(begin)

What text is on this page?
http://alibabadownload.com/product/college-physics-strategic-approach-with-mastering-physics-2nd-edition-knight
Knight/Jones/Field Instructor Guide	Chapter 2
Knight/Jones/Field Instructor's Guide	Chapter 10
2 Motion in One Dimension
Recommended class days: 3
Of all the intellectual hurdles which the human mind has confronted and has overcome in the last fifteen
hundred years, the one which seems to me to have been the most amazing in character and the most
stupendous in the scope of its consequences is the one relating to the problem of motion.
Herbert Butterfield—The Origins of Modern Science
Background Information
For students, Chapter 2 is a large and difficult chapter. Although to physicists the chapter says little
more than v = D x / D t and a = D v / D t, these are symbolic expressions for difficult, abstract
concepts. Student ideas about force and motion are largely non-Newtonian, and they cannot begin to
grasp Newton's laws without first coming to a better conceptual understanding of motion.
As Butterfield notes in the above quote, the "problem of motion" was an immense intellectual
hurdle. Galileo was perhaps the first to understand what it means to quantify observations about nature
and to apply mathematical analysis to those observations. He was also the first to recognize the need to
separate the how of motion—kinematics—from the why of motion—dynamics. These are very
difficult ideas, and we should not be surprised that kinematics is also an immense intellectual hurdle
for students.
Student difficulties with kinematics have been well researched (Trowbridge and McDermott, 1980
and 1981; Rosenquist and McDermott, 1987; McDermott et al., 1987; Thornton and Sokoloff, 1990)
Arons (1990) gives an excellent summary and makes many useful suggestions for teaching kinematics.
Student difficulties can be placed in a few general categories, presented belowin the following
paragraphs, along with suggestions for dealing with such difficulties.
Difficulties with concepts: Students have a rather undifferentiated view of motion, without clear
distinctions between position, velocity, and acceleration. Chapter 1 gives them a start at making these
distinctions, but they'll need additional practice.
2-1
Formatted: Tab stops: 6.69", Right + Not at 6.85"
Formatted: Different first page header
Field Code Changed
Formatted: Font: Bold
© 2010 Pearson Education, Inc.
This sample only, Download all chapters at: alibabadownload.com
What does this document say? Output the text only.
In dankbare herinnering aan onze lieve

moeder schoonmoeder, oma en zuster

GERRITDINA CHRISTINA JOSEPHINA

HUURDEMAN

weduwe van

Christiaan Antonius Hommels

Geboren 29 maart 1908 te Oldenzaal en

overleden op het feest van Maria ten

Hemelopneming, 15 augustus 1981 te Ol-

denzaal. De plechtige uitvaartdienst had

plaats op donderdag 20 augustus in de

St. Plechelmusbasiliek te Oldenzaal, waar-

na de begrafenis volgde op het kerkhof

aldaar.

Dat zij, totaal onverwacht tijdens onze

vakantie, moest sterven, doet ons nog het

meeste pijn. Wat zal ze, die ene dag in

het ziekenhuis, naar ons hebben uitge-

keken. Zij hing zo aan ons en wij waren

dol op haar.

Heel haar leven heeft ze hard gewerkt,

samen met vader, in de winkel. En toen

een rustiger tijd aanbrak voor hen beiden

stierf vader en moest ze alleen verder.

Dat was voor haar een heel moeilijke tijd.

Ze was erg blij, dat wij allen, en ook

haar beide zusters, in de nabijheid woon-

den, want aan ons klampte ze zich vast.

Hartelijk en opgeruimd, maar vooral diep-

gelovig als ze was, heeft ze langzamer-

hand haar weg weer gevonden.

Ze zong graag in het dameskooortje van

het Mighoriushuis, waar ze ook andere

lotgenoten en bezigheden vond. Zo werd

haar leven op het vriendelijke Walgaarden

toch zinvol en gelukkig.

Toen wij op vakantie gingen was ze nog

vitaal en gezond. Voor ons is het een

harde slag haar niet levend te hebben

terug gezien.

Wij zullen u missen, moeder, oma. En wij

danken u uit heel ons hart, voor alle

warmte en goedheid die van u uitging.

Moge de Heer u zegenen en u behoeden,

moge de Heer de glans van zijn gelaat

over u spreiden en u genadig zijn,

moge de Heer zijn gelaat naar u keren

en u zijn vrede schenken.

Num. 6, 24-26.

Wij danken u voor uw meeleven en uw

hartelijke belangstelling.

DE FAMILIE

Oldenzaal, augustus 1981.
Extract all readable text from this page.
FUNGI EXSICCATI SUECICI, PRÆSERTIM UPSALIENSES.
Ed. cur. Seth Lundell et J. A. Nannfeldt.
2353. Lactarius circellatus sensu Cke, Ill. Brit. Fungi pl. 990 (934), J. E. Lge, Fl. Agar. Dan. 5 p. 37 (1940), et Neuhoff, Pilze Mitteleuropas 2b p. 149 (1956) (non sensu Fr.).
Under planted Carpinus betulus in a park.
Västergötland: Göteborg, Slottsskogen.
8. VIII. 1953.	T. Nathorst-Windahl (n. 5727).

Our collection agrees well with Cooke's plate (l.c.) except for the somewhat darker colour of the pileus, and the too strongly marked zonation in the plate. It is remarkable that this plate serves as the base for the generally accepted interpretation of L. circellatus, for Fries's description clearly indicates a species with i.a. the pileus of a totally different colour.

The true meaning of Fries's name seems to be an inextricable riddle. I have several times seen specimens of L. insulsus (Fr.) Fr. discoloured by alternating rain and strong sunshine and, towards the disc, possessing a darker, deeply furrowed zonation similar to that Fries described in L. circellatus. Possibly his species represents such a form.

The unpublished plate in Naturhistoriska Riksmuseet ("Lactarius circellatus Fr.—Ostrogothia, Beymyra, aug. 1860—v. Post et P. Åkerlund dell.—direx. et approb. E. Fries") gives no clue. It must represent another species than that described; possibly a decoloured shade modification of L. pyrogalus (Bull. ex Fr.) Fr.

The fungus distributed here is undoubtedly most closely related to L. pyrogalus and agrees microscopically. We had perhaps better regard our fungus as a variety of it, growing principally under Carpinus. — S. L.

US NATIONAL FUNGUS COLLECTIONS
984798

(end)

INSTRUCTIONS FOR THE TASK -> Return all of the entries exactly as they were supplied.

FINAL RESULT ->
What text is on this page?
http://alibabadownload.com/product/college-physics-strategic-approach-with-mastering-physics-2nd-edition-knight
Knight/Jones/Field Instructor Guide	Chapter 2
Knight/Jones/Field Instructor's Guide	Chapter 10
2 Motion in One Dimension
Recommended class days: 3
Of all the intellectual hurdles which the human mind has confronted and has overcome in the last fifteen
hundred years, the one which seems to me to have been the most amazing in character and the most
stupendous in the scope of its consequences is the one relating to the problem of motion.
Herbert Butterfield—The Origins of Modern Science
Background Information
For students, Chapter 2 is a large and difficult chapter. Although to physicists the chapter says little
more than v = D x / D t and a = D v / D t, these are symbolic expressions for difficult, abstract
concepts. Student ideas about force and motion are largely non-Newtonian, and they cannot begin to
grasp Newton's laws without first coming to a better conceptual understanding of motion.
As Butterfield notes in the above quote, the "problem of motion" was an immense intellectual
hurdle. Galileo was perhaps the first to understand what it means to quantify observations about nature
and to apply mathematical analysis to those observations. He was also the first to recognize the need to
separate the how of motion—kinematics—from the why of motion—dynamics. These are very
difficult ideas, and we should not be surprised that kinematics is also an immense intellectual hurdle
for students.
Student difficulties with kinematics have been well researched (Trowbridge and McDermott, 1980
and 1981; Rosenquist and McDermott, 1987; McDermott et al., 1987; Thornton and Sokoloff, 1990)
Arons (1990) gives an excellent summary and makes many useful suggestions for teaching kinematics.
Student difficulties can be placed in a few general categories, presented belowin the following
paragraphs, along with suggestions for dealing with such difficulties.
Difficulties with concepts: Students have a rather undifferentiated view of motion, without clear
distinctions between position, velocity, and acceleration. Chapter 1 gives them a start at making these
distinctions, but they'll need additional practice.
2-1
Formatted: Tab stops: 6.69", Right + Not at 6.85"
Formatted: Different first page header
Field Code Changed
Formatted: Font: Bold
© 2010 Pearson Education, Inc.
This sample only, Download all chapters at: alibabadownload.com
What does this document say? Output the text only.
In dankbare herinnering aan onze lieve

moeder schoonmoeder, oma en zuster

GERRITDINA CHRISTINA JOSEPHINA

HUURDEMAN

weduwe van

Christiaan Antonius Hommels

Geboren 29 maart 1908 te Oldenzaal en

overleden op het feest van Maria ten

Hemelopneming, 15 augustus 1981 te Ol-

denzaal. De plechtige uitvaartdienst had

plaats op donderdag 20 augustus in de

St. Plechelmusbasiliek te Oldenzaal, waar-

na de begrafenis volgde op het kerkhof

aldaar.

Dat zij, totaal onverwacht tijdens onze

vakantie, moest sterven, doet ons nog het

meeste pijn. Wat zal ze, die ene dag in

het ziekenhuis, naar ons hebben uitge-

keken. Zij hing zo aan ons en wij waren

dol op haar.

Heel haar leven heeft ze hard gewerkt,

samen met vader, in de winkel. En toen

een rustiger tijd aanbrak voor hen beiden

stierf vader en moest ze alleen verder.

Dat was voor haar een heel moeilijke tijd.

Ze was erg blij, dat wij allen, en ook

haar beide zusters, in de nabijheid woon-

den, want aan ons klampte ze zich vast.

Hartelijk en opgeruimd, maar vooral diep-

gelovig als ze was, heeft ze langzamer-

hand haar weg weer gevonden.

Ze zong graag in het dameskooortje van

het Mighoriushuis, waar ze ook andere

lotgenoten en bezigheden vond. Zo werd

haar leven op het vriendelijke Walgaarden

toch zinvol en gelukkig.

Toen wij op vakantie gingen was ze nog

vitaal en gezond. Voor ons is het een

harde slag haar niet levend te hebben

terug gezien.

Wij zullen u missen, moeder, oma. En wij

danken u uit heel ons hart, voor alle

warmte en goedheid die van u uitging.

Moge de Heer u zegenen en u behoeden,

moge de Heer de glans van zijn gelaat

over u spreiden en u genadig zijn,

moge de Heer zijn gelaat naar u keren

en u zijn vrede schenken.

Num. 6, 24-26.

Wij danken u voor uw meeleven en uw

hartelijke belangstelling.

DE FAMILIE

Oldenzaal, augustus 1981.
Extract all readable text from this page.
FUNGI EXSICCATI SUECICI, PRÆSERTIM UPSALIENSES.
Ed. cur. Seth Lundell et J. A. Nannfeldt.
2353. Lactarius circellatus sensu Cke, Ill. Brit. Fungi pl. 990 (934), J. E. Lge, Fl. Agar. Dan. 5 p. 37 (1940), et Neuhoff, Pilze Mitteleuropas 2b p. 149 (1956) (non sensu Fr.).
Under planted Carpinus betulus in a park.
Västergötland: Göteborg, Slottsskogen.
8. VIII. 1953.	T. Nathorst-Windahl (n. 5727).

Our collection agrees well with Cooke's plate (l.c.) except for the somewhat darker colour of the pileus, and the too strongly marked zonation in the plate. It is remarkable that this plate serves as the base for the generally accepted interpretation of L. circellatus, for Fries's description clearly indicates a species with i.a. the pileus of a totally different colour.

The true meaning of Fries's name seems to be an inextricable riddle. I have several times seen specimens of L. insulsus (Fr.) Fr. discoloured by alternating rain and strong sunshine and, towards the disc, possessing a darker, deeply furrowed zonation similar to that Fries described in L. circellatus. Possibly his species represents such a form.

The unpublished plate in Naturhistoriska Riksmuseet ("Lactarius circellatus Fr.—Ostrogothia, Beymyra, aug. 1860—v. Post et P. Åkerlund dell.—direx. et approb. E. Fries") gives no clue. It must represent another species than that described; possibly a decoloured shade modification of L. pyrogalus (Bull. ex Fr.) Fr.

The fungus distributed here is undoubtedly most closely related to L. pyrogalus and agrees microscopically. We had perhaps better regard our fungus as a variety of it, growing principally under Carpinus. — S. L.

US NATIONAL FUNGUS COLLECTIONS
984798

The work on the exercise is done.